▸ Directions for this task: Exclude any images and output the remaining records exactly.

========

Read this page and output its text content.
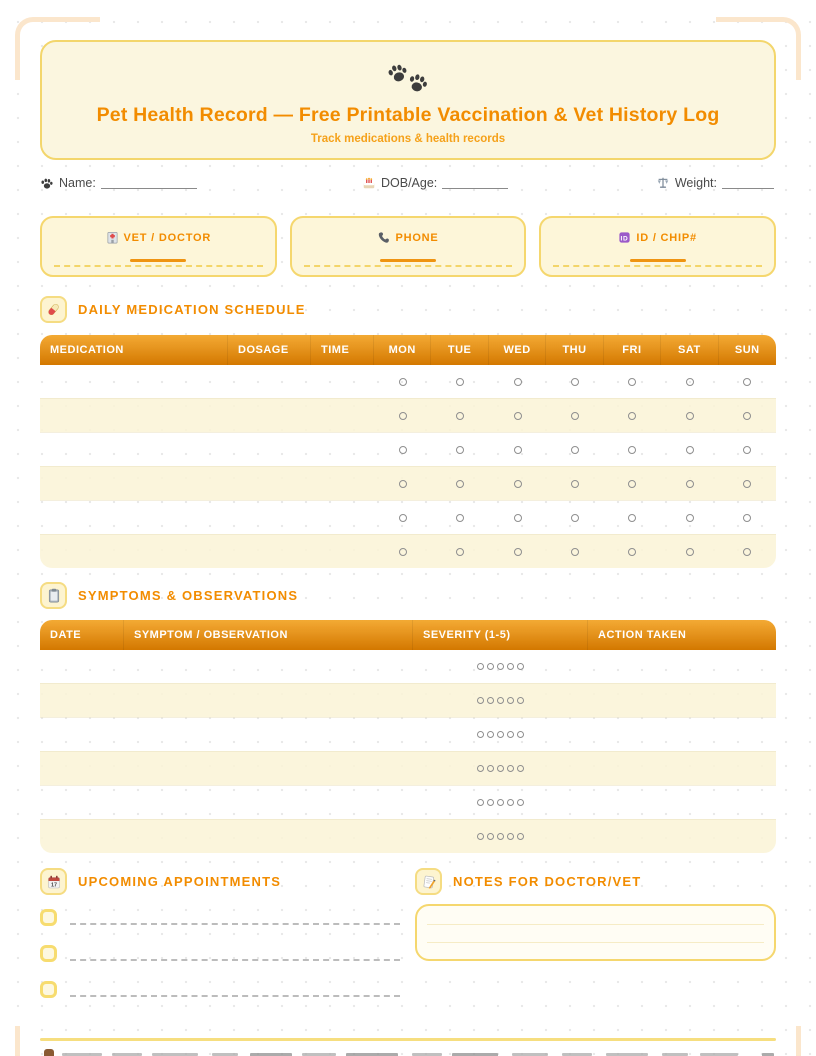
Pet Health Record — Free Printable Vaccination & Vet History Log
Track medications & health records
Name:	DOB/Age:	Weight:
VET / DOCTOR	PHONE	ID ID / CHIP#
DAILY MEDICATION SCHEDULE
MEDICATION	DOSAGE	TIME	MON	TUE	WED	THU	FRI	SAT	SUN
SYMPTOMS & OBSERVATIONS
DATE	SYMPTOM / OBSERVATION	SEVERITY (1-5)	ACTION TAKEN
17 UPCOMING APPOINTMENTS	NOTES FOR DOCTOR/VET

========

▸ Exercise solution:
Read this page and output its text content.
Pet Health Record — Free Printable Vaccination & Vet History Log
Track medications & health records
Name:	DOB/Age:	Weight:
VET / DOCTOR	PHONE	ID ID / CHIP#
DAILY MEDICATION SCHEDULE
MEDICATION	DOSAGE	TIME	MON	TUE	WED	THU	FRI	SAT	SUN
SYMPTOMS & OBSERVATIONS
DATE	SYMPTOM / OBSERVATION	SEVERITY (1-5)	ACTION TAKEN
17 UPCOMING APPOINTMENTS	NOTES FOR DOCTOR/VET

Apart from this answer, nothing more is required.